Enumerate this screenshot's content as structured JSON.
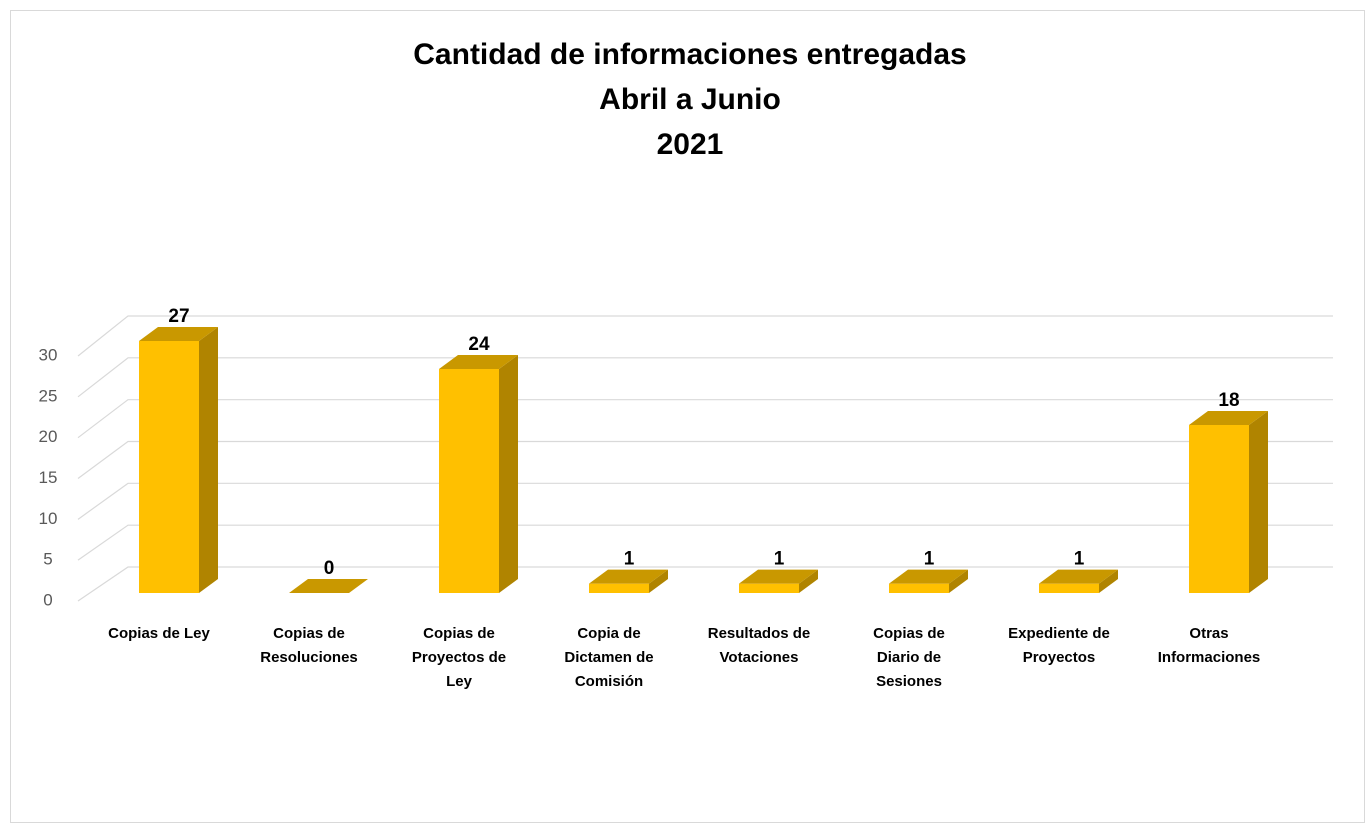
{
  "chart_data": {
    "type": "bar3d",
    "title": [
      "Cantidad de informaciones  entregadas",
      "Abril a Junio",
      "2021"
    ],
    "categories": [
      "Copias de Ley",
      "Copias de Resoluciones",
      "Copias de Proyectos de Ley",
      "Copia de Dictamen de Comisión",
      "Resultados de Votaciones",
      "Copias de Diario de Sesiones",
      "Expediente de Proyectos",
      "Otras Informaciones"
    ],
    "values": [
      27,
      0,
      24,
      1,
      1,
      1,
      1,
      18
    ],
    "color": "#FFC000",
    "ylim": [
      0,
      30
    ],
    "yticks": [
      0,
      5,
      10,
      15,
      20,
      25,
      30
    ],
    "grid": true
  }
}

----------------

__THE EXERCISE__
Quote each entry above verbatim and drop the pictures.

__EXERCISE ANSWER__
Enumerate this screenshot's content as structured JSON.
{
  "chart_data": {
    "type": "bar3d",
    "title": [
      "Cantidad de informaciones  entregadas",
      "Abril a Junio",
      "2021"
    ],
    "categories": [
      "Copias de Ley",
      "Copias de Resoluciones",
      "Copias de Proyectos de Ley",
      "Copia de Dictamen de Comisión",
      "Resultados de Votaciones",
      "Copias de Diario de Sesiones",
      "Expediente de Proyectos",
      "Otras Informaciones"
    ],
    "values": [
      27,
      0,
      24,
      1,
      1,
      1,
      1,
      18
    ],
    "color": "#FFC000",
    "ylim": [
      0,
      30
    ],
    "yticks": [
      0,
      5,
      10,
      15,
      20,
      25,
      30
    ],
    "grid": true
  }
}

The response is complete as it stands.